Task description:
Please copy each line from the entries that contains the string "Target".

Extracted records:
==================================================

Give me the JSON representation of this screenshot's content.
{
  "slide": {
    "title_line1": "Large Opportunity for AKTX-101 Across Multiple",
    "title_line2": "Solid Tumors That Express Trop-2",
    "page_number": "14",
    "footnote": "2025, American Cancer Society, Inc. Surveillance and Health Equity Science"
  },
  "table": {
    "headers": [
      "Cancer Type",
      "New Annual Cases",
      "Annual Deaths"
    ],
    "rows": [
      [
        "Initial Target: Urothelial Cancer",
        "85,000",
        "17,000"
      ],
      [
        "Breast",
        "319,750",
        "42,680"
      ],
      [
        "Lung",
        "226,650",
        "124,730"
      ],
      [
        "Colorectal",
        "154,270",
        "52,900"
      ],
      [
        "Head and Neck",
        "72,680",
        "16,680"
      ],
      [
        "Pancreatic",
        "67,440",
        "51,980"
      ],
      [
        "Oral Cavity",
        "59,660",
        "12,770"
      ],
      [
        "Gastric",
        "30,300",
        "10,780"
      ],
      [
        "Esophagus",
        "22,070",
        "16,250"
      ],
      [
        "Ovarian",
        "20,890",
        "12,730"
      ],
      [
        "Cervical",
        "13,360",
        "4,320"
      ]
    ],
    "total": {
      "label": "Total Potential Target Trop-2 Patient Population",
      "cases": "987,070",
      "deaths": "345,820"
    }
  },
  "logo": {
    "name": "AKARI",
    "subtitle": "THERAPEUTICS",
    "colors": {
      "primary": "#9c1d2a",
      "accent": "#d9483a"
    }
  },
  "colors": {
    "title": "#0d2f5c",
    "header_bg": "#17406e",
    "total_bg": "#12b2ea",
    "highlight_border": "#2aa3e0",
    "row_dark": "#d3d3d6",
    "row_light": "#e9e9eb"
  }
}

==================================================

Expected output:
        "Initial Target: Urothelial Cancer",
      "label": "Total Potential Target Trop-2 Patient Population",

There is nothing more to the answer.